Data entries
########

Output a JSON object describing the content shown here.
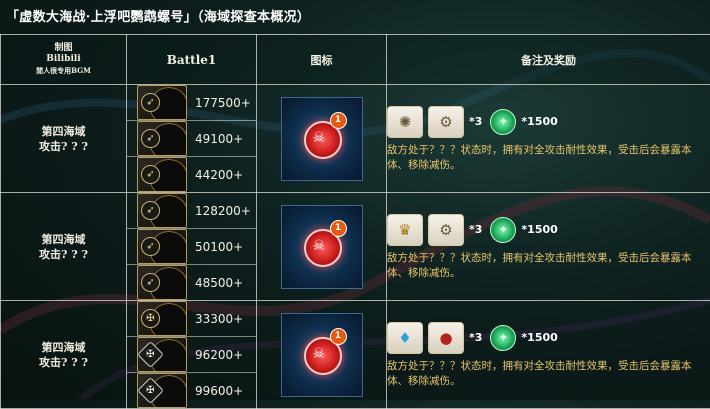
{
  "title": "「虚数大海战·上浮吧鹦鹉螺号」（海域探查本概况）",
  "header": {
    "col1_line1": "制图",
    "col1_line2": "Bilibili",
    "col1_line3": "閒人很专用BGM",
    "battle": "Battle1",
    "icon": "图标",
    "notes": "备注及奖励"
  },
  "rows": [
    {
      "region_line1": "第四海域",
      "region_line2": "攻击? ? ?",
      "enemies": [
        {
          "class": "archer",
          "hp": "177500+"
        },
        {
          "class": "archer",
          "hp": "49100+"
        },
        {
          "class": "archer",
          "hp": "44200+"
        }
      ],
      "badge": "1",
      "rewards": {
        "mult": "*3",
        "qp": "*1500"
      },
      "note": "敌方处于？？？状态时，拥有对全攻击耐性效果，受击后会暴露本体、移除减伤。"
    },
    {
      "region_line1": "第四海域",
      "region_line2": "攻击? ? ?",
      "enemies": [
        {
          "class": "archer",
          "hp": "128200+"
        },
        {
          "class": "archer",
          "hp": "50100+"
        },
        {
          "class": "archer",
          "hp": "48500+"
        }
      ],
      "badge": "1",
      "rewards": {
        "mult": "*3",
        "qp": "*1500"
      },
      "note": "敌方处于？？？状态时，拥有对全攻击耐性效果，受击后会暴露本体、移除减伤。"
    },
    {
      "region_line1": "第四海域",
      "region_line2": "攻击? ? ?",
      "enemies": [
        {
          "class": "beast",
          "hp": "33300+"
        },
        {
          "class": "silver",
          "hp": "96200+"
        },
        {
          "class": "silver",
          "hp": "99600+"
        }
      ],
      "badge": "1",
      "rewards": {
        "mult": "*3",
        "qp": "*1500"
      },
      "note": "敌方处于？？？状态时，拥有对全攻击耐性效果，受击后会暴露本体、移除减伤。"
    }
  ],
  "icons": {
    "reward_row1": [
      "gear-item-icon",
      "bronze-gear-item-icon",
      "qp-icon"
    ],
    "reward_row2": [
      "gold-bell-item-icon",
      "bronze-gear-item-icon",
      "qp-icon"
    ],
    "reward_row3": [
      "crystal-lantern-item-icon",
      "red-drop-item-icon",
      "qp-icon"
    ],
    "danger": "skull-danger-icon"
  },
  "colors": {
    "note_text": "#e7c56a",
    "border": "#e1e1d7",
    "danger": "#c51818",
    "qp": "#1fa85a"
  }
}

########

#### Task description
Output the records above exactly; leave out the pictures.

#### Expected answer
Output a JSON object describing the content shown here.
{
  "title": "「虚数大海战·上浮吧鹦鹉螺号」（海域探查本概况）",
  "header": {
    "col1_line1": "制图",
    "col1_line2": "Bilibili",
    "col1_line3": "閒人很专用BGM",
    "battle": "Battle1",
    "icon": "图标",
    "notes": "备注及奖励"
  },
  "rows": [
    {
      "region_line1": "第四海域",
      "region_line2": "攻击? ? ?",
      "enemies": [
        {
          "class": "archer",
          "hp": "177500+"
        },
        {
          "class": "archer",
          "hp": "49100+"
        },
        {
          "class": "archer",
          "hp": "44200+"
        }
      ],
      "badge": "1",
      "rewards": {
        "mult": "*3",
        "qp": "*1500"
      },
      "note": "敌方处于？？？状态时，拥有对全攻击耐性效果，受击后会暴露本体、移除减伤。"
    },
    {
      "region_line1": "第四海域",
      "region_line2": "攻击? ? ?",
      "enemies": [
        {
          "class": "archer",
          "hp": "128200+"
        },
        {
          "class": "archer",
          "hp": "50100+"
        },
        {
          "class": "archer",
          "hp": "48500+"
        }
      ],
      "badge": "1",
      "rewards": {
        "mult": "*3",
        "qp": "*1500"
      },
      "note": "敌方处于？？？状态时，拥有对全攻击耐性效果，受击后会暴露本体、移除减伤。"
    },
    {
      "region_line1": "第四海域",
      "region_line2": "攻击? ? ?",
      "enemies": [
        {
          "class": "beast",
          "hp": "33300+"
        },
        {
          "class": "silver",
          "hp": "96200+"
        },
        {
          "class": "silver",
          "hp": "99600+"
        }
      ],
      "badge": "1",
      "rewards": {
        "mult": "*3",
        "qp": "*1500"
      },
      "note": "敌方处于？？？状态时，拥有对全攻击耐性效果，受击后会暴露本体、移除减伤。"
    }
  ],
  "icons": {
    "reward_row1": [
      "gear-item-icon",
      "bronze-gear-item-icon",
      "qp-icon"
    ],
    "reward_row2": [
      "gold-bell-item-icon",
      "bronze-gear-item-icon",
      "qp-icon"
    ],
    "reward_row3": [
      "crystal-lantern-item-icon",
      "red-drop-item-icon",
      "qp-icon"
    ],
    "danger": "skull-danger-icon"
  },
  "colors": {
    "note_text": "#e7c56a",
    "border": "#e1e1d7",
    "danger": "#c51818",
    "qp": "#1fa85a"
  }
}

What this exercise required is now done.